Required task:
Each record is to be transcribed exactly.

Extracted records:
————

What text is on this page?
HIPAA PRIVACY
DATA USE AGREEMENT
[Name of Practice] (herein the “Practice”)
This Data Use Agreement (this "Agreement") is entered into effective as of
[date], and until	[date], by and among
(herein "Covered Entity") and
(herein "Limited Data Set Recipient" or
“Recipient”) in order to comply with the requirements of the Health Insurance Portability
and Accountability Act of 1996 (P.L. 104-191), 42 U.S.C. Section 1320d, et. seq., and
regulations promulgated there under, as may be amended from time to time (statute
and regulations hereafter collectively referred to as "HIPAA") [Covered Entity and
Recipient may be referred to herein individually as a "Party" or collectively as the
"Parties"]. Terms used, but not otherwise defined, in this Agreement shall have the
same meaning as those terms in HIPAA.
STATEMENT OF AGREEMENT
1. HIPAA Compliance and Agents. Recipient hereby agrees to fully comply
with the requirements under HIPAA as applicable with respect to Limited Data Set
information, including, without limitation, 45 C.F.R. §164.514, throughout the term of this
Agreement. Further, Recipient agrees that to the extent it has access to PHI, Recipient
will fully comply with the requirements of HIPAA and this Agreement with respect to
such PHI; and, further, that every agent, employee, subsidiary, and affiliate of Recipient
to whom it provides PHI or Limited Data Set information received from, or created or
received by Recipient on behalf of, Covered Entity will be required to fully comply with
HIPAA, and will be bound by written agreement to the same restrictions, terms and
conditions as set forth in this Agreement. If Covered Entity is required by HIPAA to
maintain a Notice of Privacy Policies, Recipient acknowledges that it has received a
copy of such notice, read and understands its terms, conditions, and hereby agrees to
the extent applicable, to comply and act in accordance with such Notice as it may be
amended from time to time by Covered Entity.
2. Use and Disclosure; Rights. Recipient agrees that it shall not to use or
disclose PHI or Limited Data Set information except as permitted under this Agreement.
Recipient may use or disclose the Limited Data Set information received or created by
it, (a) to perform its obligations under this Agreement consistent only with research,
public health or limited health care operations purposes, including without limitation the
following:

————

Output:
What text is on this page?
HIPAA PRIVACY
DATA USE AGREEMENT
[Name of Practice] (herein the “Practice”)
This Data Use Agreement (this "Agreement") is entered into effective as of
[date], and until	[date], by and among
(herein "Covered Entity") and
(herein "Limited Data Set Recipient" or
“Recipient”) in order to comply with the requirements of the Health Insurance Portability
and Accountability Act of 1996 (P.L. 104-191), 42 U.S.C. Section 1320d, et. seq., and
regulations promulgated there under, as may be amended from time to time (statute
and regulations hereafter collectively referred to as "HIPAA") [Covered Entity and
Recipient may be referred to herein individually as a "Party" or collectively as the
"Parties"]. Terms used, but not otherwise defined, in this Agreement shall have the
same meaning as those terms in HIPAA.
STATEMENT OF AGREEMENT
1. HIPAA Compliance and Agents. Recipient hereby agrees to fully comply
with the requirements under HIPAA as applicable with respect to Limited Data Set
information, including, without limitation, 45 C.F.R. §164.514, throughout the term of this
Agreement. Further, Recipient agrees that to the extent it has access to PHI, Recipient
will fully comply with the requirements of HIPAA and this Agreement with respect to
such PHI; and, further, that every agent, employee, subsidiary, and affiliate of Recipient
to whom it provides PHI or Limited Data Set information received from, or created or
received by Recipient on behalf of, Covered Entity will be required to fully comply with
HIPAA, and will be bound by written agreement to the same restrictions, terms and
conditions as set forth in this Agreement. If Covered Entity is required by HIPAA to
maintain a Notice of Privacy Policies, Recipient acknowledges that it has received a
copy of such notice, read and understands its terms, conditions, and hereby agrees to
the extent applicable, to comply and act in accordance with such Notice as it may be
amended from time to time by Covered Entity.
2. Use and Disclosure; Rights. Recipient agrees that it shall not to use or
disclose PHI or Limited Data Set information except as permitted under this Agreement.
Recipient may use or disclose the Limited Data Set information received or created by
it, (a) to perform its obligations under this Agreement consistent only with research,
public health or limited health care operations purposes, including without limitation the
following:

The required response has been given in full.